• **DOCUMENT EXTRACT**:
The second is to compare the self-diffusivity of the DPD beads - measured by calculating mean-squared displacements from simulations - with experimental values for the fluid we wish to model [Groot2001]. In our case of modelling water beads each with \(N_m\) molecules and setting the dissipative force parameter \(\gamma = 4.5\), the time unit is found to be:

\[\tau_0 = \frac{N_m D_{sim} r_c^2}{D_w} \approx 1.41 \times 10^{-11} N_m^{\frac{5}{3}} \text{ s}.\]

Parameterising DPD interactions

Groot and Warren’s [Groot1997] form of conservative interaction:

\[\begin{split}\mathbf{F}_{ij}^{C} = \left\{ \begin{matrix} A_{ij}\left( 1 - \frac{r_{ij}}{r_{c}} \right){\widehat{\mathbf{r}}}_{ij} & (r_{ij} < r_{c}) \\ 0 & (r_{ij} \geq r_{c}) \\ \end{matrix} \right.\ ,\end{split}\]

is able to specify both an equation of state and different degrees of repulsion between particle (bead) species. The values of \(A_{ij}\) for different bead pairs can be chosen or fitted to give specific behaviours or simulation outcomes. An example of choosing \(A_{ij}\) values can include specifying degrees of hydrophobicity for different bead species, e.g. those found in amphiphilic molecules with hydrophilic and hydrophobic sections.

• **ROWS**:
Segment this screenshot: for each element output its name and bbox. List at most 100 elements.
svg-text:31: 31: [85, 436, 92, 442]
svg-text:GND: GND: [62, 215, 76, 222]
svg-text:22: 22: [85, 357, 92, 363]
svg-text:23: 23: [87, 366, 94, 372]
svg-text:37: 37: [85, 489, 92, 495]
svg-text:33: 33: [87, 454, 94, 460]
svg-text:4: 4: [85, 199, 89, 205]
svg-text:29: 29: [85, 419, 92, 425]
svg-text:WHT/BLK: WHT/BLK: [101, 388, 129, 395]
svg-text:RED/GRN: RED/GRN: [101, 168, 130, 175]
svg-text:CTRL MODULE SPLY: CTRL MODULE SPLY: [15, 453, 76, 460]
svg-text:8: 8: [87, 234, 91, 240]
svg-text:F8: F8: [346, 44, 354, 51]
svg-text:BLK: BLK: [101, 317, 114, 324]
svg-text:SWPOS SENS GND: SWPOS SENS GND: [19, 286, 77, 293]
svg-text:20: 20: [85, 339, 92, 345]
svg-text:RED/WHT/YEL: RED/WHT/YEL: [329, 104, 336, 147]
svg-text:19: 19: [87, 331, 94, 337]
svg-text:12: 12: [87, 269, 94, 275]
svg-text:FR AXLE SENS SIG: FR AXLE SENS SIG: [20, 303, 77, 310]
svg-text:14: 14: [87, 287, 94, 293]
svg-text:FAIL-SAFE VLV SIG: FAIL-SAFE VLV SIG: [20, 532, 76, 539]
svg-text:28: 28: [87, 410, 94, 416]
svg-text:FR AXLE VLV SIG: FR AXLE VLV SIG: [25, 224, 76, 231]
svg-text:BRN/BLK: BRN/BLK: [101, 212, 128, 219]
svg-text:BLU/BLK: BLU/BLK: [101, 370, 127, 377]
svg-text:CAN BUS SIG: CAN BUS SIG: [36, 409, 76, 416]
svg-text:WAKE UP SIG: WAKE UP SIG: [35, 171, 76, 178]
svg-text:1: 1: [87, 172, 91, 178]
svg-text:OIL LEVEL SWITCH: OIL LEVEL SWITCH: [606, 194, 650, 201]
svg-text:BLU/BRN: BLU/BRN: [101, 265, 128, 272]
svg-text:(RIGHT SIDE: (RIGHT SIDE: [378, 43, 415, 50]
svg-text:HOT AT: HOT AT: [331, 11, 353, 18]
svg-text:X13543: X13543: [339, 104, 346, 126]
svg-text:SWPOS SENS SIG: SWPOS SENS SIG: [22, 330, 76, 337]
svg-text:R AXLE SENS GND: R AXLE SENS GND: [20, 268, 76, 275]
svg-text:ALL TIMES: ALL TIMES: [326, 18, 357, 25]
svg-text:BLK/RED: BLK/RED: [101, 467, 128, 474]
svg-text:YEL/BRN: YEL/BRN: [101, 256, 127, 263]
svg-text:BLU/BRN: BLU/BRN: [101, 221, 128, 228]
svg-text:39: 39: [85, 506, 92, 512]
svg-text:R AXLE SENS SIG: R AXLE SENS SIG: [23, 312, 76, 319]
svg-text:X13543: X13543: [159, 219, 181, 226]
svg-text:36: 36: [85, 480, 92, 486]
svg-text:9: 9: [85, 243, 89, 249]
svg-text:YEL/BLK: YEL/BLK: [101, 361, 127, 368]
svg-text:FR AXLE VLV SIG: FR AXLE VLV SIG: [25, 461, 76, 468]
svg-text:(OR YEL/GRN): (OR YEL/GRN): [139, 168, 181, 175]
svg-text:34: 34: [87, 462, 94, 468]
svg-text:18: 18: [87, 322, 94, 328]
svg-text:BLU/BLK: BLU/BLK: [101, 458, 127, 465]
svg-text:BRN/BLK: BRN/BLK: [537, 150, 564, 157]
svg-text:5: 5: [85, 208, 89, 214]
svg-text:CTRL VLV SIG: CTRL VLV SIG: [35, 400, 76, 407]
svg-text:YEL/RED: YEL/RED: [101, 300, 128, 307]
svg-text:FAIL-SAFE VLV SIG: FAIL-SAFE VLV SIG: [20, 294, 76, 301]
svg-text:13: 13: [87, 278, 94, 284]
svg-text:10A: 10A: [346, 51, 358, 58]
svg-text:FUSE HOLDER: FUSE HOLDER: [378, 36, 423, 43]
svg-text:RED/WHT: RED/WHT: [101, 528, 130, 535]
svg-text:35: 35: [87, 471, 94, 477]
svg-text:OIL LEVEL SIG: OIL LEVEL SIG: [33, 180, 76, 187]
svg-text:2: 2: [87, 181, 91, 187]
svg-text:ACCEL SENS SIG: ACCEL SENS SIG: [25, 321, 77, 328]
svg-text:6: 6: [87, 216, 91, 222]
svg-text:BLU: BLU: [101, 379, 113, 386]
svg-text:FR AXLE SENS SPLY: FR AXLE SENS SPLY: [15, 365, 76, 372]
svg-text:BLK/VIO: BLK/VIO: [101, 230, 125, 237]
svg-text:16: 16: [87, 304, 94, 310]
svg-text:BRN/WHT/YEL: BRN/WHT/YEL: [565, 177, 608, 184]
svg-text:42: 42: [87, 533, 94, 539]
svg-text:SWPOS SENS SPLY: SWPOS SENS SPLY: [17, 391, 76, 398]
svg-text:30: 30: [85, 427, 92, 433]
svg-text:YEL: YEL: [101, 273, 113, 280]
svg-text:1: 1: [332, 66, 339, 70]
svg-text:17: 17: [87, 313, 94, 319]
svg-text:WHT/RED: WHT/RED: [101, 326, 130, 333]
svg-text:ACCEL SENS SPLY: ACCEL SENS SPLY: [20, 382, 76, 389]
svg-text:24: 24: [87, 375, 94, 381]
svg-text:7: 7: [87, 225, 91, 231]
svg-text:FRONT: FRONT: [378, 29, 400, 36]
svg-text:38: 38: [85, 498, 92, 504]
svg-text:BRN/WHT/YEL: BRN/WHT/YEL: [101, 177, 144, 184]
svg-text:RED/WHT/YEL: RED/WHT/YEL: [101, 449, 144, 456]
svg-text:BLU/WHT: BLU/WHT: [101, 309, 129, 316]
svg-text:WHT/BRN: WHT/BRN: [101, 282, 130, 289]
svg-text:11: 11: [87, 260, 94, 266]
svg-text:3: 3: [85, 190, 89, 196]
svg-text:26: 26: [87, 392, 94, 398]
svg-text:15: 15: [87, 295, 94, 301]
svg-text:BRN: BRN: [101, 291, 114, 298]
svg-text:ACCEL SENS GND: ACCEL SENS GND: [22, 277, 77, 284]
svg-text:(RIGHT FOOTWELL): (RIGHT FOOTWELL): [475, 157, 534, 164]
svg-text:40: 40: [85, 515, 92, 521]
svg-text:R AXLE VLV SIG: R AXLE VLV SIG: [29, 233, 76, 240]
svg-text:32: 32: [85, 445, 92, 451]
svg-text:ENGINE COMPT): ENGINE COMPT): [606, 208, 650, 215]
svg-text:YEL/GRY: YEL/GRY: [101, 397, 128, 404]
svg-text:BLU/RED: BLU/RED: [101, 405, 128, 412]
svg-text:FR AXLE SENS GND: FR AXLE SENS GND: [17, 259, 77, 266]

• **TASK PROMPT**: Can you repeat, word for word, the part of the DPD passage that opens with the words containing "Groot and Warren’s" and closes with "and hydrophobic sections."? The lines above are separate from the DPD passage.

• **WRITTEN SOLUTION**:
Groot and Warren’s [Groot1997] form of conservative interaction:

\[\begin{split}\mathbf{F}_{ij}^{C} = \left\{ \begin{matrix} A_{ij}\left( 1 - \frac{r_{ij}}{r_{c}} \right){\widehat{\mathbf{r}}}_{ij} & (r_{ij} < r_{c}) \\ 0 & (r_{ij} \geq r_{c}) \\ \end{matrix} \right.\ ,\end{split}\]

is able to specify both an equation of state and different degrees of repulsion between particle (bead) species. The values of \(A_{ij}\) for different bead pairs can be chosen or fitted to give specific behaviours or simulation outcomes. An example of choosing \(A_{ij}\) values can include specifying degrees of hydrophobicity for different bead species, e.g. those found in amphiphilic molecules with hydrophilic and hydrophobic sections.